### The problem:
Return the material exactly as supplied, apart from the pictures, which are omitted.

***

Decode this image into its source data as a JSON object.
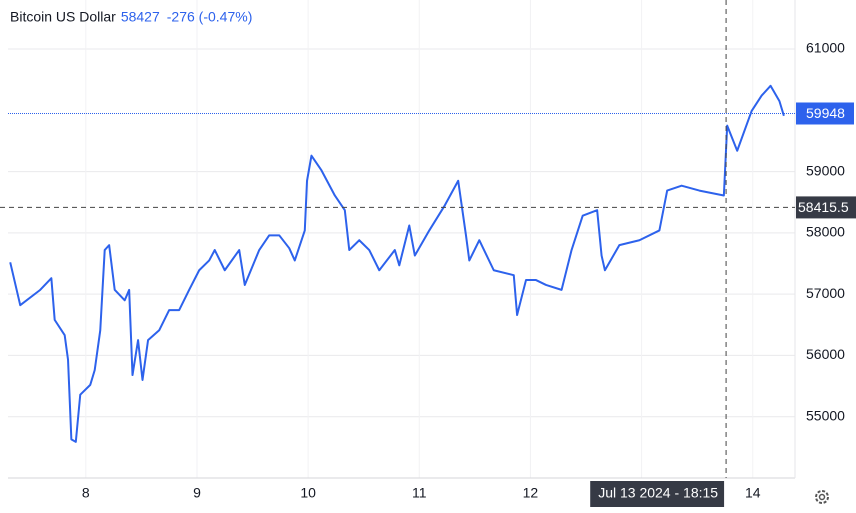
{
  "chart_data": {
    "type": "line",
    "title": "Bitcoin US Dollar",
    "last": "58427",
    "change": "-276 (-0.47%)",
    "x": [
      7.32,
      7.41,
      7.59,
      7.69,
      7.72,
      7.81,
      7.84,
      7.87,
      7.91,
      7.95,
      8.04,
      8.08,
      8.13,
      8.17,
      8.21,
      8.26,
      8.35,
      8.39,
      8.42,
      8.47,
      8.51,
      8.56,
      8.66,
      8.75,
      8.84,
      8.93,
      9.02,
      9.11,
      9.16,
      9.25,
      9.38,
      9.43,
      9.56,
      9.65,
      9.74,
      9.83,
      9.88,
      9.97,
      9.99,
      10.03,
      10.12,
      10.24,
      10.33,
      10.37,
      10.46,
      10.55,
      10.64,
      10.78,
      10.82,
      10.91,
      10.96,
      11.09,
      11.23,
      11.35,
      11.42,
      11.45,
      11.54,
      11.67,
      11.85,
      11.88,
      11.96,
      12.05,
      12.14,
      12.28,
      12.37,
      12.47,
      12.6,
      12.64,
      12.67,
      12.8,
      12.98,
      13.16,
      13.23,
      13.36,
      13.52,
      13.74,
      13.77,
      13.86,
      13.99,
      14.08,
      14.16,
      14.24,
      14.28
    ],
    "series": [
      {
        "name": "Bitcoin US Dollar",
        "color": "#2d62ec",
        "values": [
          57520,
          56820,
          57070,
          57260,
          56580,
          56330,
          55930,
          54630,
          54590,
          55360,
          55520,
          55760,
          56410,
          57720,
          57800,
          57070,
          56900,
          57070,
          55680,
          56250,
          55600,
          56250,
          56410,
          56740,
          56740,
          57070,
          57390,
          57550,
          57720,
          57390,
          57720,
          57150,
          57720,
          57960,
          57960,
          57750,
          57550,
          58040,
          58850,
          59260,
          59020,
          58610,
          58370,
          57720,
          57880,
          57720,
          57390,
          57720,
          57470,
          58120,
          57630,
          58040,
          58450,
          58850,
          57960,
          57550,
          57880,
          57390,
          57310,
          56660,
          57230,
          57230,
          57150,
          57070,
          57720,
          58280,
          58370,
          57630,
          57390,
          57800,
          57880,
          58040,
          58690,
          58770,
          58690,
          58610,
          59750,
          59340,
          59990,
          60240,
          60400,
          60150,
          59910
        ]
      }
    ],
    "xlim": [
      7.3,
      14.38
    ],
    "xticks": [
      8,
      9,
      10,
      11,
      12,
      13,
      14
    ],
    "ylim": [
      54000,
      61800
    ],
    "yticks": [
      55000,
      56000,
      57000,
      58000,
      59000,
      61000
    ],
    "grid": true,
    "price_line": 59948,
    "crosshair": {
      "x": 13.76,
      "x_label": "Jul 13 2024 - 18:15",
      "y": 58415.5
    }
  }
}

***

### Task response:
Decode this image into its source data as a JSON object.
{
  "chart_data": {
    "type": "line",
    "title": "Bitcoin US Dollar",
    "last": "58427",
    "change": "-276 (-0.47%)",
    "x": [
      7.32,
      7.41,
      7.59,
      7.69,
      7.72,
      7.81,
      7.84,
      7.87,
      7.91,
      7.95,
      8.04,
      8.08,
      8.13,
      8.17,
      8.21,
      8.26,
      8.35,
      8.39,
      8.42,
      8.47,
      8.51,
      8.56,
      8.66,
      8.75,
      8.84,
      8.93,
      9.02,
      9.11,
      9.16,
      9.25,
      9.38,
      9.43,
      9.56,
      9.65,
      9.74,
      9.83,
      9.88,
      9.97,
      9.99,
      10.03,
      10.12,
      10.24,
      10.33,
      10.37,
      10.46,
      10.55,
      10.64,
      10.78,
      10.82,
      10.91,
      10.96,
      11.09,
      11.23,
      11.35,
      11.42,
      11.45,
      11.54,
      11.67,
      11.85,
      11.88,
      11.96,
      12.05,
      12.14,
      12.28,
      12.37,
      12.47,
      12.6,
      12.64,
      12.67,
      12.8,
      12.98,
      13.16,
      13.23,
      13.36,
      13.52,
      13.74,
      13.77,
      13.86,
      13.99,
      14.08,
      14.16,
      14.24,
      14.28
    ],
    "series": [
      {
        "name": "Bitcoin US Dollar",
        "color": "#2d62ec",
        "values": [
          57520,
          56820,
          57070,
          57260,
          56580,
          56330,
          55930,
          54630,
          54590,
          55360,
          55520,
          55760,
          56410,
          57720,
          57800,
          57070,
          56900,
          57070,
          55680,
          56250,
          55600,
          56250,
          56410,
          56740,
          56740,
          57070,
          57390,
          57550,
          57720,
          57390,
          57720,
          57150,
          57720,
          57960,
          57960,
          57750,
          57550,
          58040,
          58850,
          59260,
          59020,
          58610,
          58370,
          57720,
          57880,
          57720,
          57390,
          57720,
          57470,
          58120,
          57630,
          58040,
          58450,
          58850,
          57960,
          57550,
          57880,
          57390,
          57310,
          56660,
          57230,
          57230,
          57150,
          57070,
          57720,
          58280,
          58370,
          57630,
          57390,
          57800,
          57880,
          58040,
          58690,
          58770,
          58690,
          58610,
          59750,
          59340,
          59990,
          60240,
          60400,
          60150,
          59910
        ]
      }
    ],
    "xlim": [
      7.3,
      14.38
    ],
    "xticks": [
      8,
      9,
      10,
      11,
      12,
      13,
      14
    ],
    "ylim": [
      54000,
      61800
    ],
    "yticks": [
      55000,
      56000,
      57000,
      58000,
      59000,
      61000
    ],
    "grid": true,
    "price_line": 59948,
    "crosshair": {
      "x": 13.76,
      "x_label": "Jul 13 2024 - 18:15",
      "y": 58415.5
    }
  }
}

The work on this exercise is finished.